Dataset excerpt
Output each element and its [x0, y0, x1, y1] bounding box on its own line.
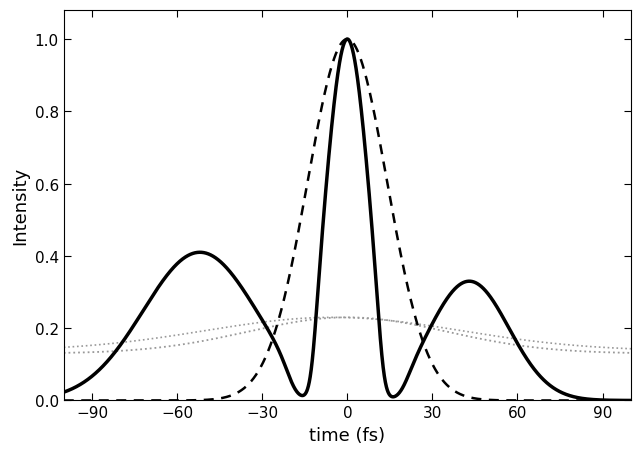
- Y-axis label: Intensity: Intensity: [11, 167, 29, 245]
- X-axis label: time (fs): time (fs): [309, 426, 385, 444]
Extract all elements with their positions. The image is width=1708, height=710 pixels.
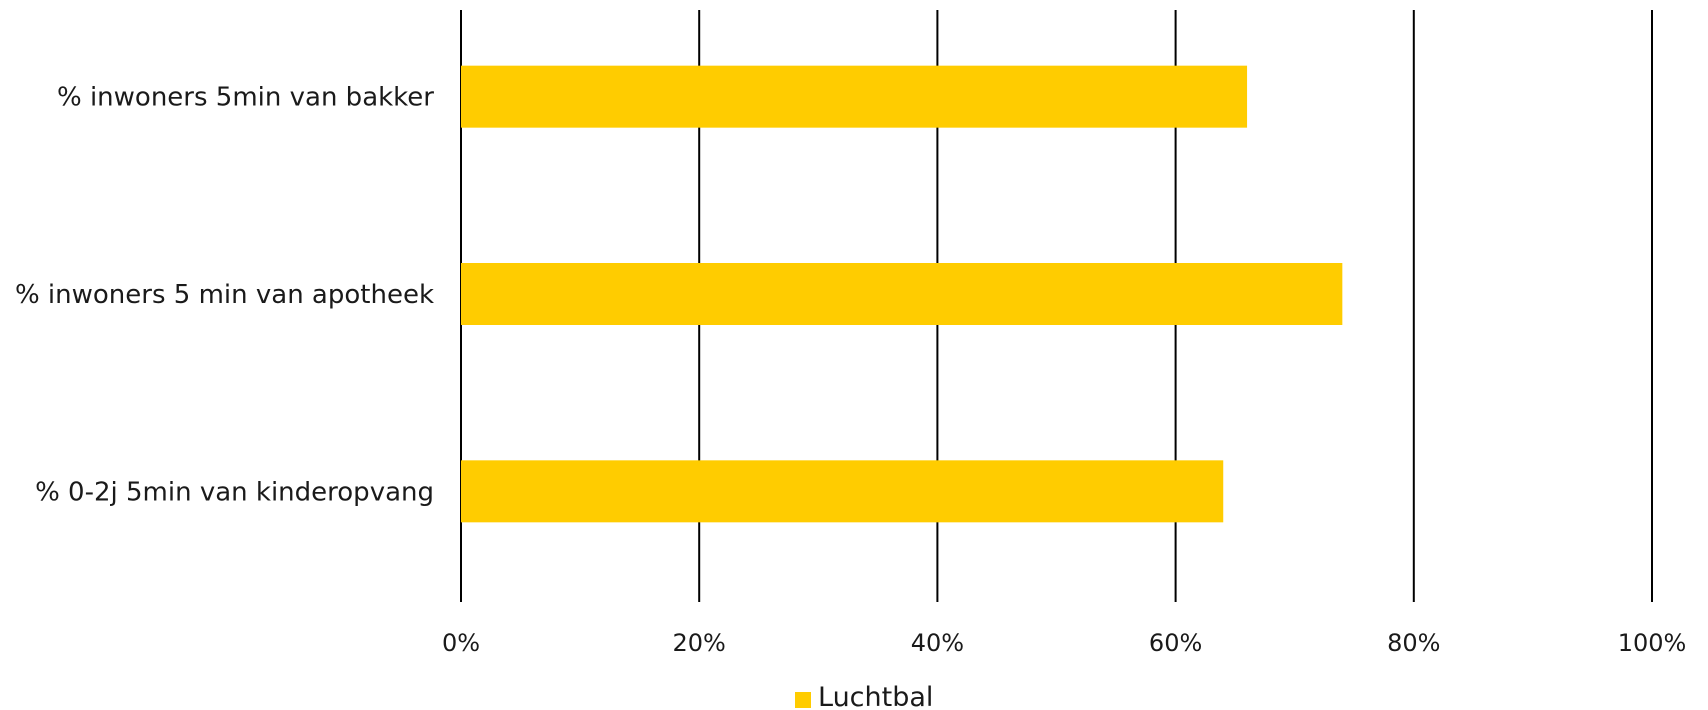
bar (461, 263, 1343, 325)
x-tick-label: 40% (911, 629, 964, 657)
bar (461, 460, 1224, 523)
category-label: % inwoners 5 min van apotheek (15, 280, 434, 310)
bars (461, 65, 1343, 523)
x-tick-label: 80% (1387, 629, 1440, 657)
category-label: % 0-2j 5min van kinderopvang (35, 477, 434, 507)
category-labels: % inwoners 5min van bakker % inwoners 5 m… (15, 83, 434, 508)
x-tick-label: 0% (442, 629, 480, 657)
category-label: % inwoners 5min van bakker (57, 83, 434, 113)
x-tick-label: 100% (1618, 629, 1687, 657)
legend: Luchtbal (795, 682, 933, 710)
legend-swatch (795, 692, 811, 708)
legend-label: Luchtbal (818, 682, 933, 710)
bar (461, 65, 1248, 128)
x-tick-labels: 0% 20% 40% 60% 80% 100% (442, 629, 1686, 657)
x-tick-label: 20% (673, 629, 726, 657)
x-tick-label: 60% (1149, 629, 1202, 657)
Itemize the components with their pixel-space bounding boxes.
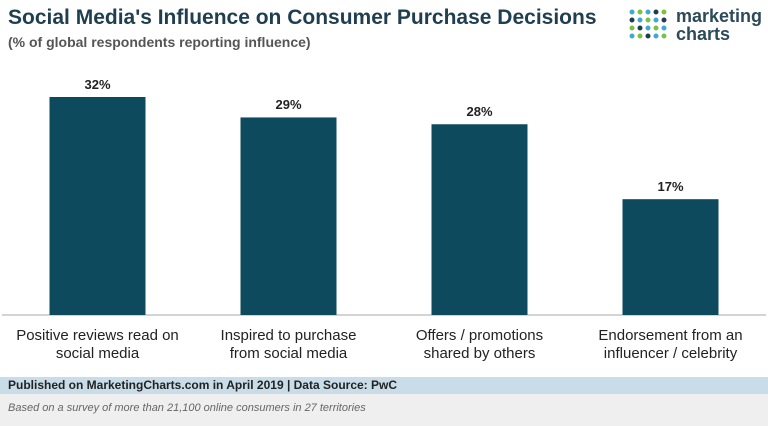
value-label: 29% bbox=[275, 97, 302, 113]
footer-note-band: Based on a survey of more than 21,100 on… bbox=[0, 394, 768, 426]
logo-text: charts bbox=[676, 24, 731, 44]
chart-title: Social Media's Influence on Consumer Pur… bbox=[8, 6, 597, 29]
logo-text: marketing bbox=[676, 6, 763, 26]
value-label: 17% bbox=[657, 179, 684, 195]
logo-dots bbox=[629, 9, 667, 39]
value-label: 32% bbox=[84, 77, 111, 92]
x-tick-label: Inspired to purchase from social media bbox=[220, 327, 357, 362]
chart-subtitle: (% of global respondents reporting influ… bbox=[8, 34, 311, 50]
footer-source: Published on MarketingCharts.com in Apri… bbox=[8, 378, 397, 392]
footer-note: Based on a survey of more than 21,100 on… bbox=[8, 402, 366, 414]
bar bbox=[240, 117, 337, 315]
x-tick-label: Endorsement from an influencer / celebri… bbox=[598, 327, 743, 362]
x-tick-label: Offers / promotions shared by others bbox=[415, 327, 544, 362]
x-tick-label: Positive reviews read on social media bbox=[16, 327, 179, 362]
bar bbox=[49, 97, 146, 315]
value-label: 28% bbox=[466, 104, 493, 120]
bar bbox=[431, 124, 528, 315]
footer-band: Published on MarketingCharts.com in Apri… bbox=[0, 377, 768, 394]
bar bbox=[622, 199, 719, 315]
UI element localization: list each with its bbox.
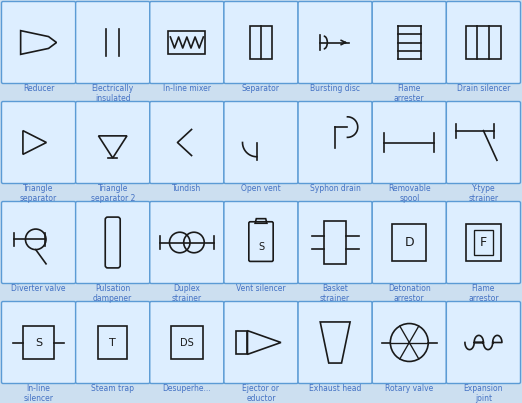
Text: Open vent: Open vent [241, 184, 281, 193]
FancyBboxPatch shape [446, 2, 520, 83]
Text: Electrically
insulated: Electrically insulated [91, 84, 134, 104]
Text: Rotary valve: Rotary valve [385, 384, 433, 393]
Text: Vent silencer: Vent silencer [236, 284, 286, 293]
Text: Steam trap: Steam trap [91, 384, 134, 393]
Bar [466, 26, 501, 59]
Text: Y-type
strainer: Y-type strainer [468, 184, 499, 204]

→ GIVEN PROBLEM
Rewrite the lines from the one containing "- Y-axis label: Intensity: Intensity: [11, 167, 29, 245]" through the one containing "Extract all elements", inclusive, with "positions" replaced by "locations" and nothing else changed.

→ ANSWER TO THIS EXERCISE
- Y-axis label: Intensity: Intensity: [11, 167, 29, 245]
- X-axis label: time (fs): time (fs): [309, 426, 385, 444]
Extract all elements with their locations. The image is width=1708, height=710 pixels.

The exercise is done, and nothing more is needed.